[Dataset entries]
(begin)

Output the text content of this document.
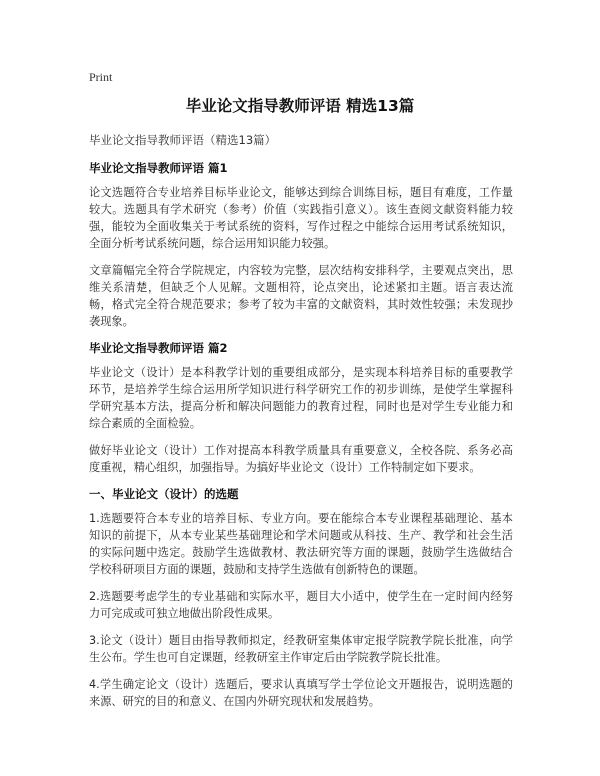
Print
毕业论文指导教师评语 精选13篇
毕业论文指导教师评语（精选13篇）
毕业论文指导教师评语 篇1

论文选题符合专业培养目标毕业论文，能够达到综合训练目标，题目有难度，工作量较大。选题具有学术研究（参考）价值（实践指引意义）。该生查阅文献资料能力较强，能较为全面收集关于考试系统的资料，写作过程之中能综合运用考试系统知识，全面分析考试系统问题，综合运用知识能力较强。

文章篇幅完全符合学院规定，内容较为完整，层次结构安排科学，主要观点突出，思维关系清楚，但缺乏个人见解。文题相符，论点突出，论述紧扣主题。语言表达流畅，格式完全符合规范要求；参考了较为丰富的文献资料，其时效性较强；未发现抄袭现象。

毕业论文指导教师评语 篇2

毕业论文（设计）是本科教学计划的重要组成部分，是实现本科培养目标的重要教学环节，是培养学生综合运用所学知识进行科学研究工作的初步训练，是使学生掌握科学研究基本方法，提高分析和解决问题能力的教育过程，同时也是对学生专业能力和综合素质的全面检验。

做好毕业论文（设计）工作对提高本科教学质量具有重要意义，全校各院、系务必高度重视，精心组织，加强指导。为搞好毕业论文（设计）工作特制定如下要求。

一、毕业论文（设计）的选题

1.选题要符合本专业的培养目标、专业方向。要在能综合本专业课程基础理论、基本知识的前提下，从本专业某些基础理论和学术问题或从科技、生产、教学和社会生活的实际问题中选定。鼓励学生选做教材、教法研究等方面的课题，鼓励学生选做结合学校科研项目方面的课题，鼓励和支持学生选做有创新特色的课题。

2.选题要考虑学生的专业基础和实际水平，题目大小适中，使学生在一定时间内经努力可完成或可独立地做出阶段性成果。

3.论文（设计）题目由指导教师拟定，经教研室集体审定报学院教学院长批准，向学生公布。学生也可自定课题，经教研室主作审定后由学院教学院长批准。

4.学生确定论文（设计）选题后，要求认真填写学士学位论文开题报告，说明选题的来源、研究的目的和意义、在国内外研究现状和发展趋势。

(end)

# What to work on:
Omit every picture while copying the listing above exactly.

# Task result:
Output the text content of this document.
Print
毕业论文指导教师评语 精选13篇
毕业论文指导教师评语（精选13篇）
毕业论文指导教师评语 篇1

论文选题符合专业培养目标毕业论文，能够达到综合训练目标，题目有难度，工作量较大。选题具有学术研究（参考）价值（实践指引意义）。该生查阅文献资料能力较强，能较为全面收集关于考试系统的资料，写作过程之中能综合运用考试系统知识，全面分析考试系统问题，综合运用知识能力较强。

文章篇幅完全符合学院规定，内容较为完整，层次结构安排科学，主要观点突出，思维关系清楚，但缺乏个人见解。文题相符，论点突出，论述紧扣主题。语言表达流畅，格式完全符合规范要求；参考了较为丰富的文献资料，其时效性较强；未发现抄袭现象。

毕业论文指导教师评语 篇2

毕业论文（设计）是本科教学计划的重要组成部分，是实现本科培养目标的重要教学环节，是培养学生综合运用所学知识进行科学研究工作的初步训练，是使学生掌握科学研究基本方法，提高分析和解决问题能力的教育过程，同时也是对学生专业能力和综合素质的全面检验。

做好毕业论文（设计）工作对提高本科教学质量具有重要意义，全校各院、系务必高度重视，精心组织，加强指导。为搞好毕业论文（设计）工作特制定如下要求。

一、毕业论文（设计）的选题

1.选题要符合本专业的培养目标、专业方向。要在能综合本专业课程基础理论、基本知识的前提下，从本专业某些基础理论和学术问题或从科技、生产、教学和社会生活的实际问题中选定。鼓励学生选做教材、教法研究等方面的课题，鼓励学生选做结合学校科研项目方面的课题，鼓励和支持学生选做有创新特色的课题。

2.选题要考虑学生的专业基础和实际水平，题目大小适中，使学生在一定时间内经努力可完成或可独立地做出阶段性成果。

3.论文（设计）题目由指导教师拟定，经教研室集体审定报学院教学院长批准，向学生公布。学生也可自定课题，经教研室主作审定后由学院教学院长批准。

4.学生确定论文（设计）选题后，要求认真填写学士学位论文开题报告，说明选题的来源、研究的目的和意义、在国内外研究现状和发展趋势。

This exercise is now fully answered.